Begin Extracted records
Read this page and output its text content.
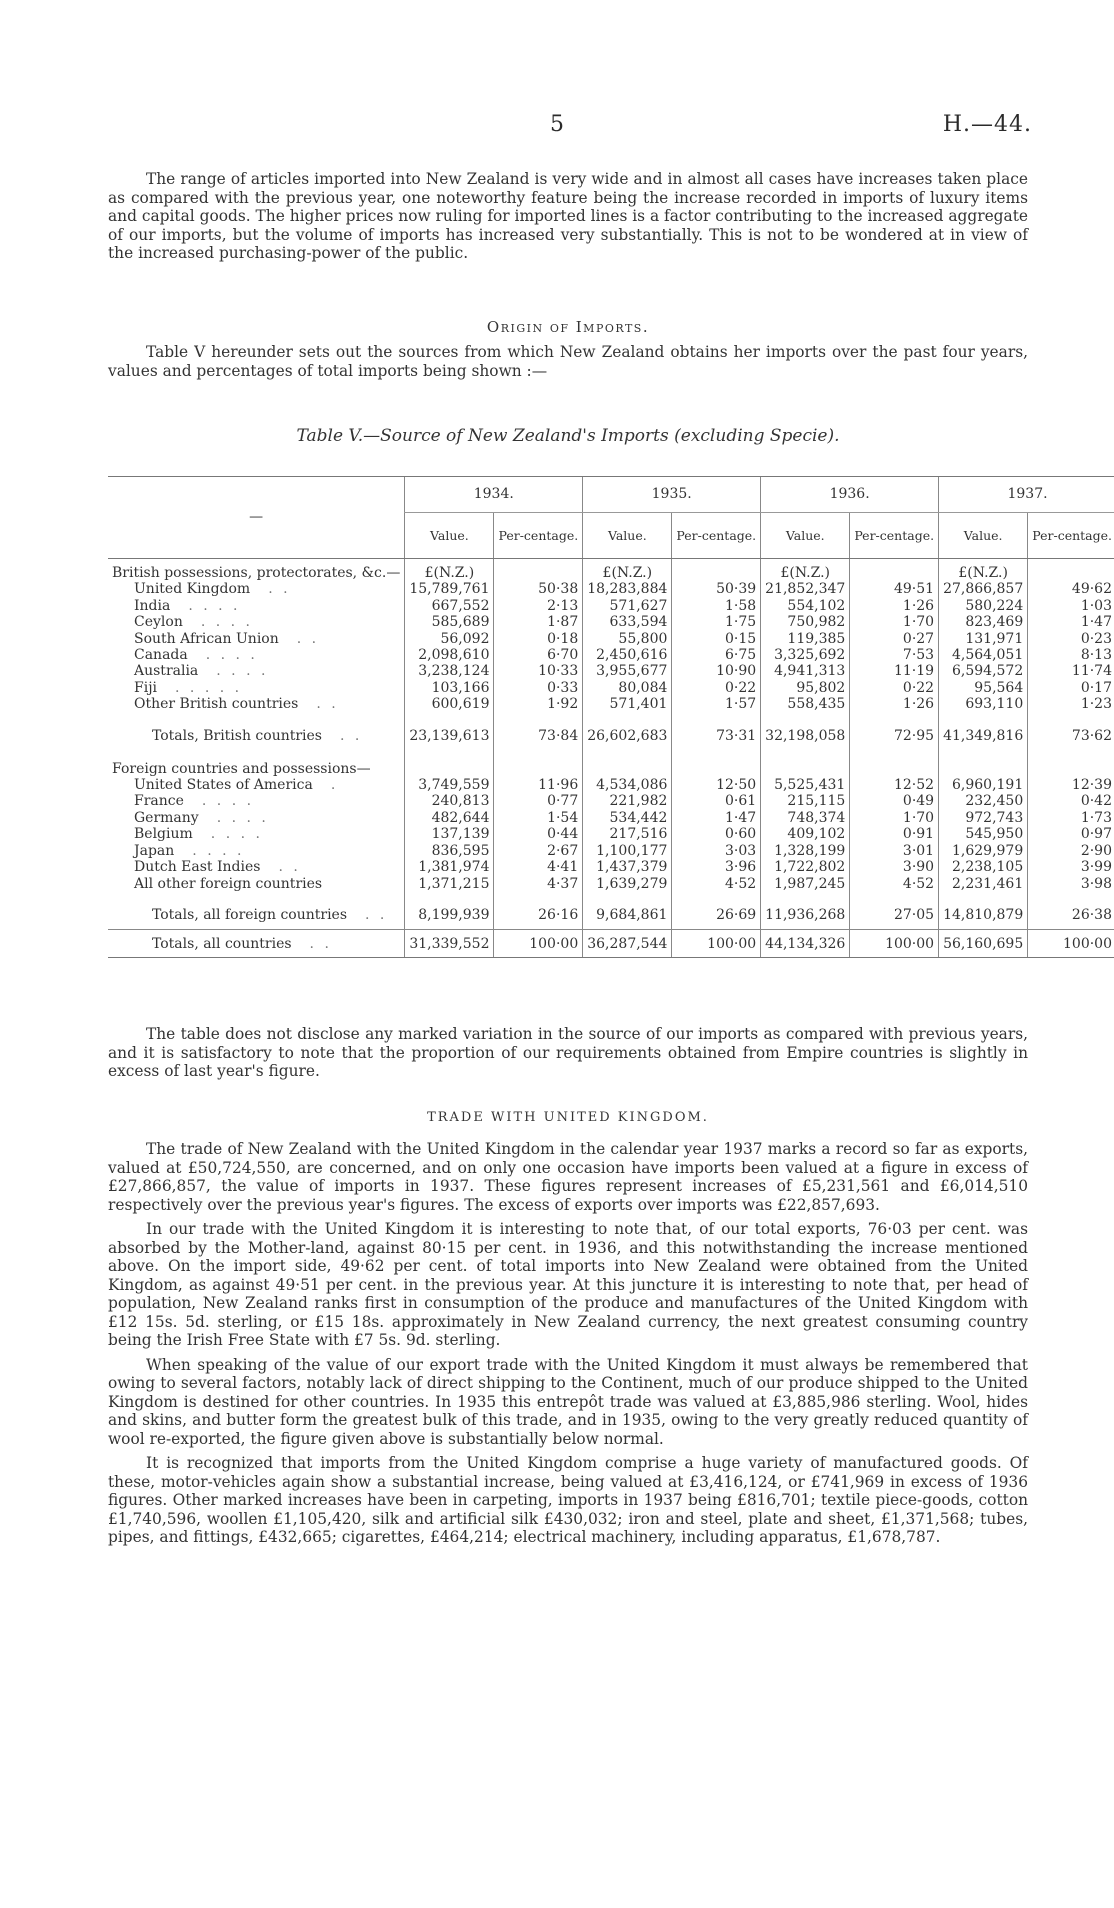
5	H.—44.

The range of articles imported into New Zealand is very wide and in almost all cases have increases taken place as compared with the previous year, one noteworthy feature being the increase recorded in imports of luxury items and capital goods. The higher prices now ruling for imported lines is a factor contributing to the increased aggregate of our imports, but the volume of imports has increased very substantially. This is not to be wondered at in view of the increased purchasing-power of the public.

Origin of Imports.

Table V hereunder sets out the sources from which New Zealand obtains her imports over the past four years, values and percentages of total imports being shown :—

Table V.—Source of New Zealand's Imports (excluding Specie).
—	1934.		1935.		1936.		1937.	
	Value.	Per-centage.	Value.	Per-centage.	Value.	Per-centage.	Value.	Per-centage.
British possessions, protectorates, &c.—	£(N.Z.)		£(N.Z.)		£(N.Z.)		£(N.Z.)	
United Kingdom . .	15,789,761	50·38	18,283,884	50·39	21,852,347	49·51	27,866,857	49·62
India . . . .	667,552	2·13	571,627	1·58	554,102	1·26	580,224	1·03
Ceylon . . . .	585,689	1·87	633,594	1·75	750,982	1·70	823,469	1·47
South African Union . .	56,092	0·18	55,800	0·15	119,385	0·27	131,971	0·23
Canada . . . .	2,098,610	6·70	2,450,616	6·75	3,325,692	7·53	4,564,051	8·13
Australia . . . .	3,238,124	10·33	3,955,677	10·90	4,941,313	11·19	6,594,572	11·74
Fiji . . . . .	103,166	0·33	80,084	0·22	95,802	0·22	95,564	0·17
Other British countries . .	600,619	1·92	571,401	1·57	558,435	1·26	693,110	1·23

Totals, British countries . .	23,139,613	73·84	26,602,683	73·31	32,198,058	72·95	41,349,816	73·62

Foreign countries and possessions—								
United States of America .	3,749,559	11·96	4,534,086	12·50	5,525,431	12·52	6,960,191	12·39
France . . . .	240,813	0·77	221,982	0·61	215,115	0·49	232,450	0·42
Germany . . . .	482,644	1·54	534,442	1·47	748,374	1·70	972,743	1·73
Belgium . . . .	137,139	0·44	217,516	0·60	409,102	0·91	545,950	0·97
Japan . . . .	836,595	2·67	1,100,177	3·03	1,328,199	3·01	1,629,979	2·90
Dutch East Indies . .	1,381,974	4·41	1,437,379	3·96	1,722,802	3·90	2,238,105	3·99
All other foreign countries	1,371,215	4·37	1,639,279	4·52	1,987,245	4·52	2,231,461	3·98

Totals, all foreign countries . .	8,199,939	26·16	9,684,861	26·69	11,936,268	27·05	14,810,879	26·38
Totals, all countries . .	31,339,552	100·00	36,287,544	100·00	44,134,326	100·00	56,160,695	100·00

The table does not disclose any marked variation in the source of our imports as compared with previous years, and it is satisfactory to note that the proportion of our requirements obtained from Empire countries is slightly in excess of last year's figure.

TRADE WITH UNITED KINGDOM.

The trade of New Zealand with the United Kingdom in the calendar year 1937 marks a record so far as exports, valued at £50,724,550, are concerned, and on only one occasion have imports been valued at a figure in excess of £27,866,857, the value of imports in 1937. These figures represent increases of £5,231,561 and £6,014,510 respectively over the previous year's figures. The excess of exports over imports was £22,857,693.

In our trade with the United Kingdom it is interesting to note that, of our total exports, 76·03 per cent. was absorbed by the Mother-land, against 80·15 per cent. in 1936, and this notwithstanding the increase mentioned above. On the import side, 49·62 per cent. of total imports into New Zealand were obtained from the United Kingdom, as against 49·51 per cent. in the previous year. At this juncture it is interesting to note that, per head of population, New Zealand ranks first in consumption of the produce and manufactures of the United Kingdom with £12 15s. 5d. sterling, or £15 18s. approximately in New Zealand currency, the next greatest consuming country being the Irish Free State with £7 5s. 9d. sterling.

When speaking of the value of our export trade with the United Kingdom it must always be remembered that owing to several factors, notably lack of direct shipping to the Continent, much of our produce shipped to the United Kingdom is destined for other countries. In 1935 this entrepôt trade was valued at £3,885,986 sterling. Wool, hides and skins, and butter form the greatest bulk of this trade, and in 1935, owing to the very greatly reduced quantity of wool re-exported, the figure given above is substantially below normal.

It is recognized that imports from the United Kingdom comprise a huge variety of manufactured goods. Of these, motor-vehicles again show a substantial increase, being valued at £3,416,124, or £741,969 in excess of 1936 figures. Other marked increases have been in carpeting, imports in 1937 being £816,701; textile piece-goods, cotton £1,740,596, woollen £1,105,420, silk and artificial silk £430,032; iron and steel, plate and sheet, £1,371,568; tubes, pipes, and fittings, £432,665; cigarettes, £464,214; electrical machinery, including apparatus, £1,678,787.
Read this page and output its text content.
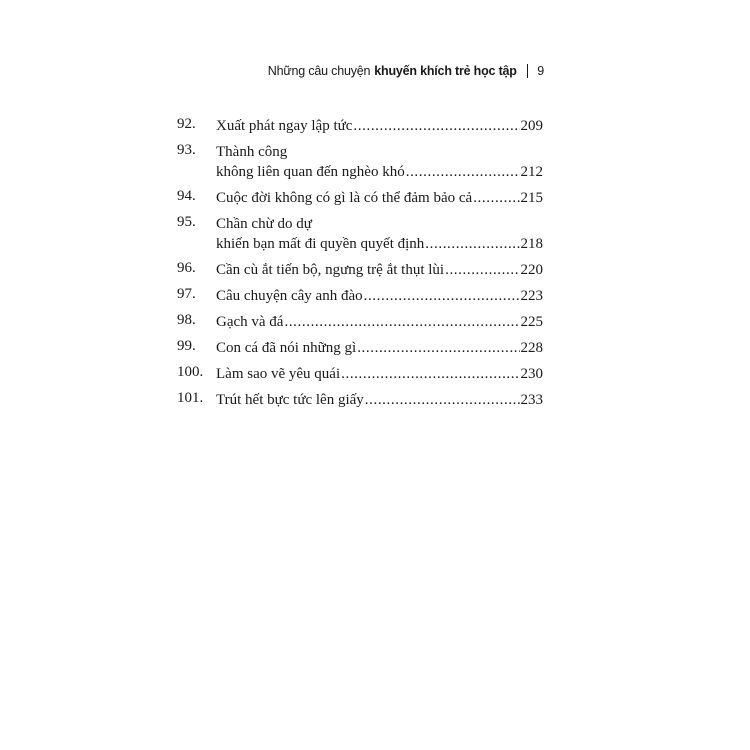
Những câu chuyện khuyến khích trẻ học tập 9
92.	Xuất phát ngay lập tức .....	209
93.	Thành công
không liên quan đến nghèo khó .....	212
94.	Cuộc đời không có gì là có thể đảm bảo cả .....	215
95.	Chần chừ do dự
khiến bạn mất đi quyền quyết định .....	218
96.	Cần cù ắt tiến bộ, ngưng trệ ắt thụt lùi .....	220
97.	Câu chuyện cây anh đào .....	223
98.	Gạch và đá .....	225
99.	Con cá đã nói những gì .....	228
100. Làm sao vẽ yêu quái .....	230
101. Trút hết bực tức lên giấy .....	233
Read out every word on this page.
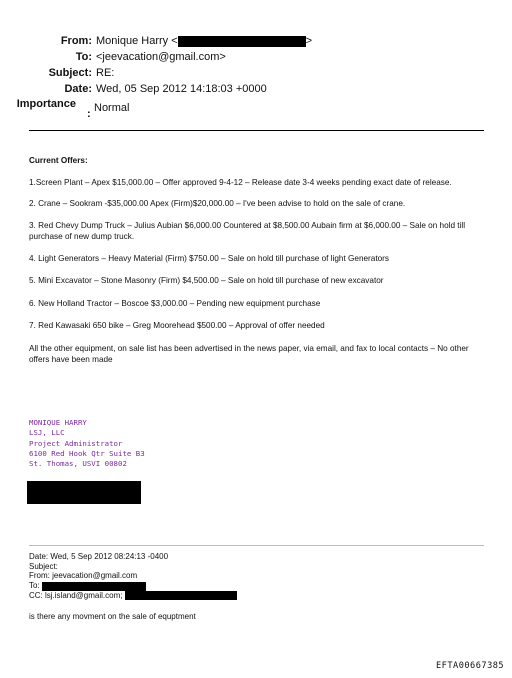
From: Monique Harry <	>
To: <jeevacation@gmail.com>
Subject: RE:
Date: Wed, 05 Sep 2012 14:18:03 +0000
Importance
: Normal

Current Offers:

1.Screen Plant – Apex $15,000.00 – Offer approved 9-4-12 – Release date 3-4 weeks pending exact date of release.

2. Crane – Sookram -$35,000.00 Apex (Firm)$20,000.00 – I've been advise to hold on the sale of crane.

3. Red Chevy Dump Truck – Julius Aubian $6,000.00 Countered at $8,500.00 Aubain firm at $6,000.00 – Sale on hold till purchase of new dump truck.

4. Light Generators – Heavy Material (Firm) $750.00 – Sale on hold till purchase of light Generators

5. Mini Excavator – Stone Masonry (Firm) $4,500.00 – Sale on hold till purchase of new excavator

6. New Holland Tractor – Boscoe $3,000.00 – Pending new equipment purchase

7. Red Kawasaki 650 bike – Greg Moorehead $500.00 – Approval of offer needed

All the other equipment, on sale list has been advertised in the news paper, via email, and fax to local contacts – No other offers have been made

MONIQUE HARRY
LSJ, LLC
Project Administrator
6100 Red Hook Qtr Suite B3
St. Thomas, USVI 00802
Date: Wed, 5 Sep 2012 08:24:13 -0400
Subject:
From: jeevacation@gmail.com
To:
CC: lsj.island@gmail.com;
is there any movment on the sale of equptment
EFTA00667385
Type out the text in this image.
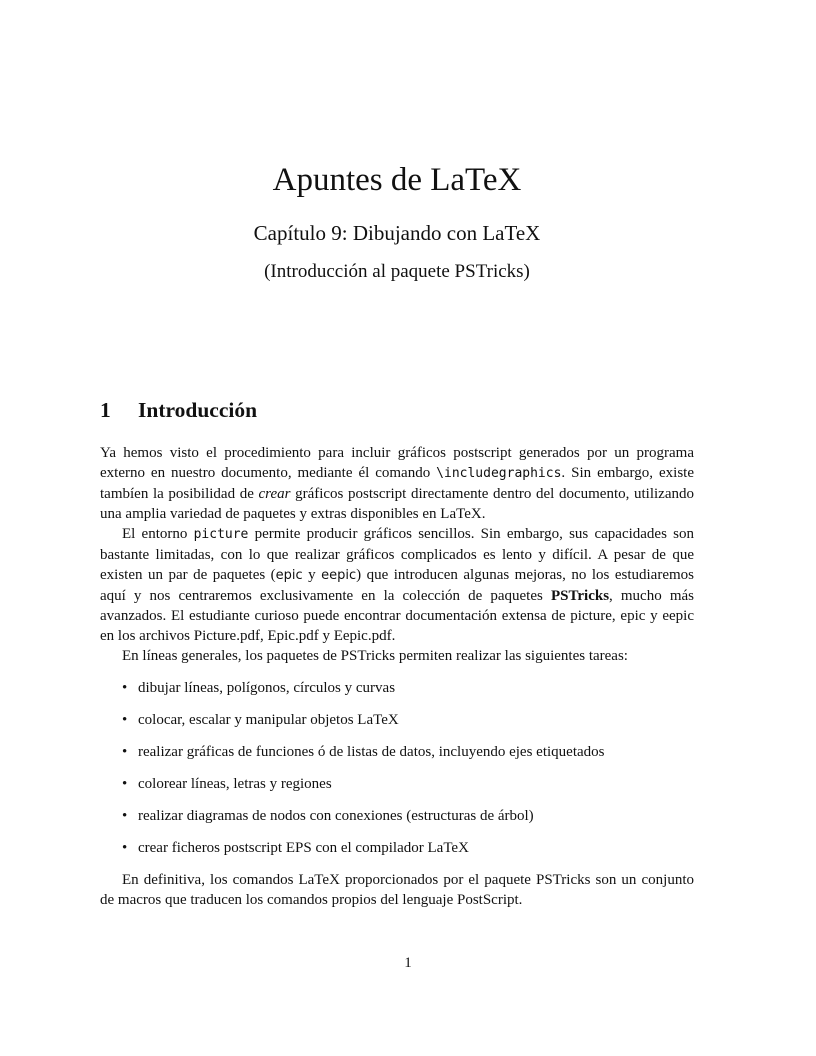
Apuntes de LaTeX
Capítulo 9: Dibujando con LaTeX
(Introducción al paquete PSTricks)
1 Introducción

Ya hemos visto el procedimiento para incluir gráficos postscript generados por un programa externo en nuestro documento, mediante él comando \includegraphics. Sin embargo, existe tambíen la posibilidad de crear gráficos postscript directamente dentro del documento, utilizando una amplia variedad de paquetes y extras disponibles en LaTeX.

El entorno picture permite producir gráficos sencillos. Sin embargo, sus capacidades son bastante limitadas, con lo que realizar gráficos complicados es lento y difícil. A pesar de que existen un par de paquetes (epic y eepic) que introducen algunas mejoras, no los estudiaremos aquí y nos centraremos exclusivamente en la colección de paquetes PSTricks, mucho más avanzados. El estudiante curioso puede encontrar documentación extensa de picture, epic y eepic en los archivos Picture.pdf, Epic.pdf y Eepic.pdf.

En líneas generales, los paquetes de PSTricks permiten realizar las siguientes tareas:

• dibujar líneas, polígonos, círculos y curvas
• colocar, escalar y manipular objetos LaTeX
• realizar gráficas de funciones ó de listas de datos, incluyendo ejes etiquetados
• colorear líneas, letras y regiones
• realizar diagramas de nodos con conexiones (estructuras de árbol)
• crear ficheros postscript EPS con el compilador LaTeX

En definitiva, los comandos LaTeX proporcionados por el paquete PSTricks son un conjunto de macros que traducen los comandos propios del lenguaje PostScript.

1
End Extracted records
** Directions for this task **
From the listing above, collect every line that mentions the word "exports".

** Exercise solution **
The trade of New Zealand with the United Kingdom in the calendar year 1937 marks a record so far as exports, valued at £50,724,550, are concerned, and on only one occasion have imports been valued at a figure in excess of £27,866,857, the value of imports in 1937. These figures represent increases of £5,231,561 and £6,014,510 respectively over the previous year's figures. The excess of exports over imports was £22,857,693.
In our trade with the United Kingdom it is interesting to note that, of our total exports, 76·03 per cent. was absorbed by the Mother-land, against 80·15 per cent. in 1936, and this notwithstanding the increase mentioned above. On the import side, 49·62 per cent. of total imports into New Zealand were obtained from the United Kingdom, as against 49·51 per cent. in the previous year. At this juncture it is interesting to note that, per head of population, New Zealand ranks first in consumption of the produce and manufactures of the United Kingdom with £12 15s. 5d. sterling, or £15 18s. approximately in New Zealand currency, the next greatest consuming country being the Irish Free State with £7 5s. 9d. sterling.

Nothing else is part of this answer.